***** Extract to read
8.10. The PW No. 2, Ratilal Tribhuvanbhai Chavda, the father of the deceased Rekhaben, has been examined on oath vide exhibit 15. According to him, the accused no.1 used to consume liquor and physically assault his daughter. He repeatedly demanded Rs.50,000/- from her. As a result, Rekhaben came to reside at her parental home and stayed there for about one and a half years. Thereafter, members of the community came and assured them that the accused no.1 had reformed, and upon such assurance, they sent their daughter back to her matrimonial home. It has been put forward by the said witness that the marriage of his daughter Rekhaben was performed as per customary rites and ceremonies with her free will and consent, and that for the initial two years the marital life was cordial and peaceful. During those two years, Rekhaben did not make any complaint against her matrimonial family. The complainant has admitted that, during the lifetime of his daughter, he had not made any complaint that his daughter was being assaulted or that she was being pressurized to bring Rs.50,000/-. In his deposition before the Court, he has stated, as a new allegation, that his daughter was killed on the terrace of the house and thereafter set on fire.
8.11 The evidence of PW 3 Bhavanaben Ratilal, the mother of the deceased, has been recorded at Exhibit 18. According to her, the accused used to subject her daughter Rekha to severe harassment and cruelty. She has further stated that her daughter used to say that she did not want to contract a second marriage. In her cross-examination, this witness has admitted that after the marriage of her daughter Rekha, she continued to visit her parental home until her death. Accused No. 1 also used to accompany her on certain occasions. She further stated that her husband and other relatives had made efforts to persuade accused no.1 to grant a divorce to Rekha, but accused no.1 did not agree to give her a divorce. Further, in her cross-examination, this witness has stated that her husband had instructed her as to what she should depose before the Court.
8.12 The prosecution examined witness Ranjitbhai Chhitubhai Parmar at Exhibit 20. He has not supported the case of the prosecution and was therefore declared hostile. He has refused to identify the muddamal articles allegedly seized and shown to him.
8.13 The prosecution examined Witness No. 5, Balvantbhai Jesingbhai Chavda, vide exhibit 21. He is the cousin of the complainant. In his cross-examination, this witness has stated that he resides separately from his brother i.e. Complainant, And Rekhaben had not personally informed him about any harassment; rather, his brothers had told him about the alleged ill-treatment. Thus, this witness has deposed regarding the alleged physical and mental cruelty on the basis of hearsay evidence.
**********
***** Material shown
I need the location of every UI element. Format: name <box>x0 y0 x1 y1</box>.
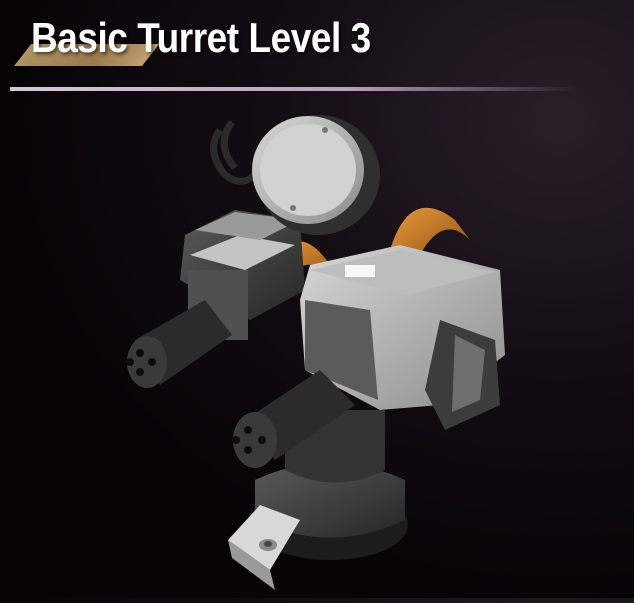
turret-model-icon <box>126 115 505 590</box>
turret-preview <box>0 100 634 598</box>
page-title: Basic Turret Level 3 <box>31 14 371 61</box>
title-divider <box>10 87 576 91</box>
header: Basic Turret Level 3 <box>0 0 634 100</box>
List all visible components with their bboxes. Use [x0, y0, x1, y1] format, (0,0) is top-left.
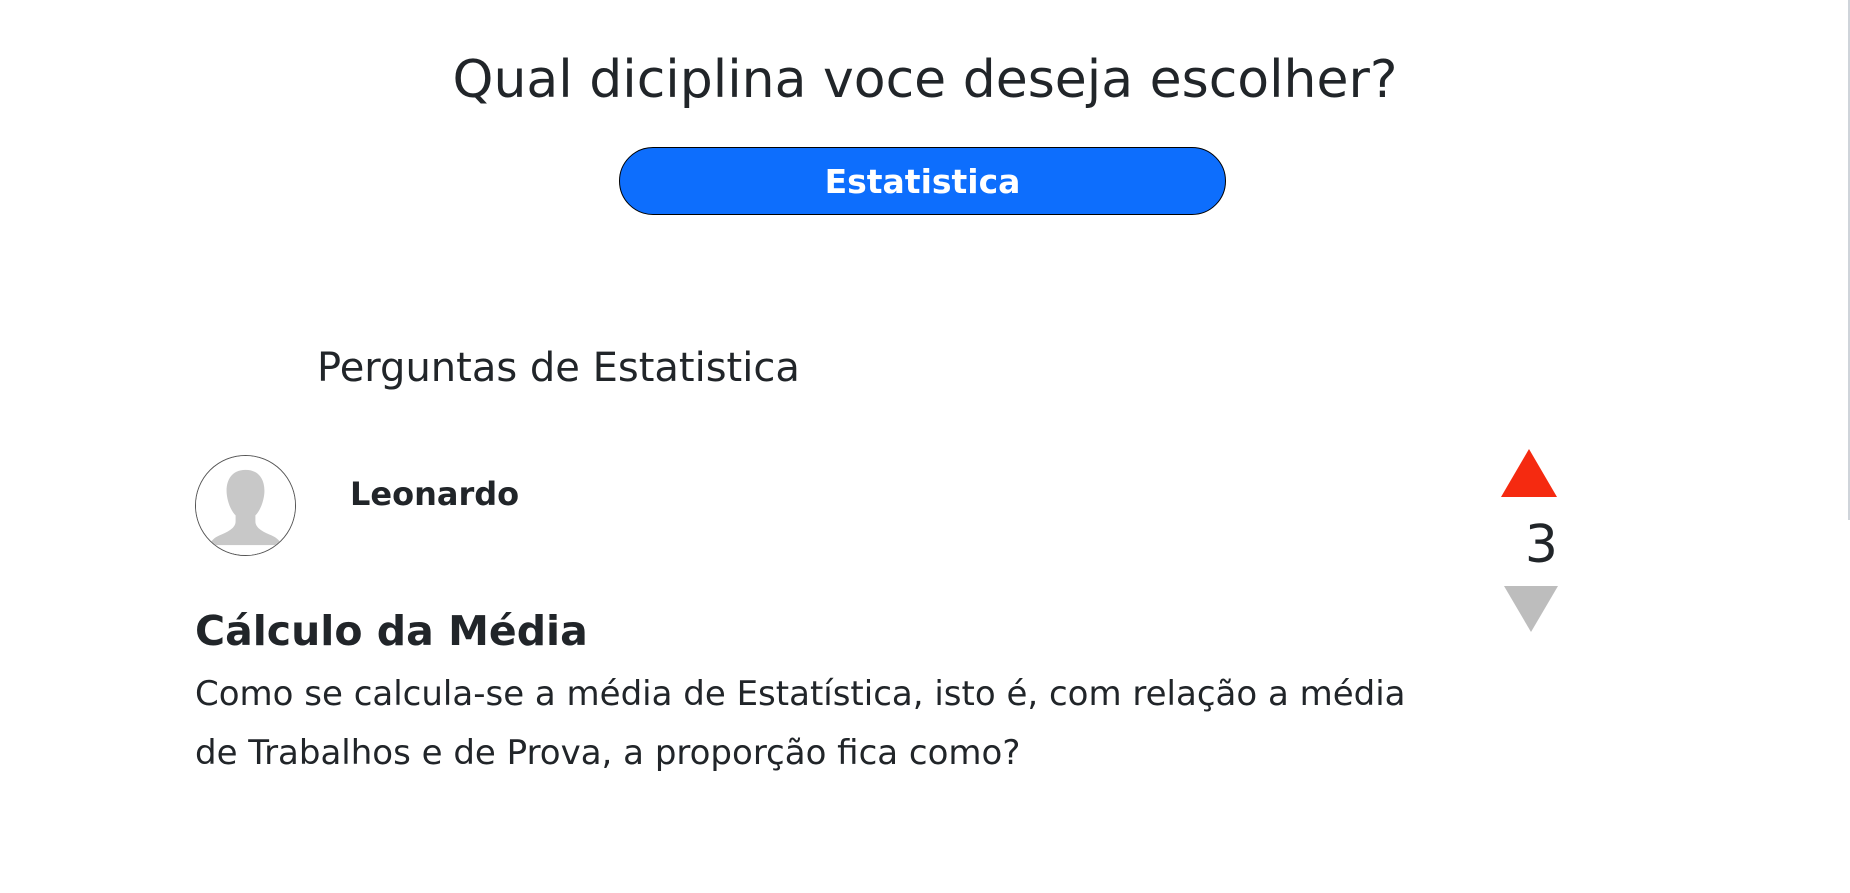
user-silhouette-icon [196, 456, 295, 555]
triangle-up-icon [1501, 449, 1557, 497]
section-title: Perguntas de Estatistica [317, 345, 800, 391]
avatar [195, 455, 296, 556]
triangle-down-icon [1504, 586, 1558, 632]
page: Qual diciplina voce deseja escolher? Est… [0, 0, 1850, 893]
question-body: Como se calcula-se a média de Estatístic… [195, 674, 1406, 773]
vote-count: 3 [1524, 515, 1558, 575]
downvote-button[interactable] [1504, 586, 1558, 632]
discipline-select-button[interactable]: Estatistica [619, 147, 1226, 215]
author-name: Leonardo [350, 475, 520, 513]
upvote-button[interactable] [1501, 449, 1557, 497]
question-title[interactable]: Cálculo da Média [195, 604, 588, 658]
page-title: Qual diciplina voce deseja escolher? [452, 50, 1398, 110]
**********
Task to carry out: Translate this sentence from the court testimony excerpt into Spanish: "He has not supported the case of the prosecution and was therefore declared hostile."

Solution to this exercise: No ha respaldado la versión de la acusación y, por lo tanto, fue declarado testigo hostil.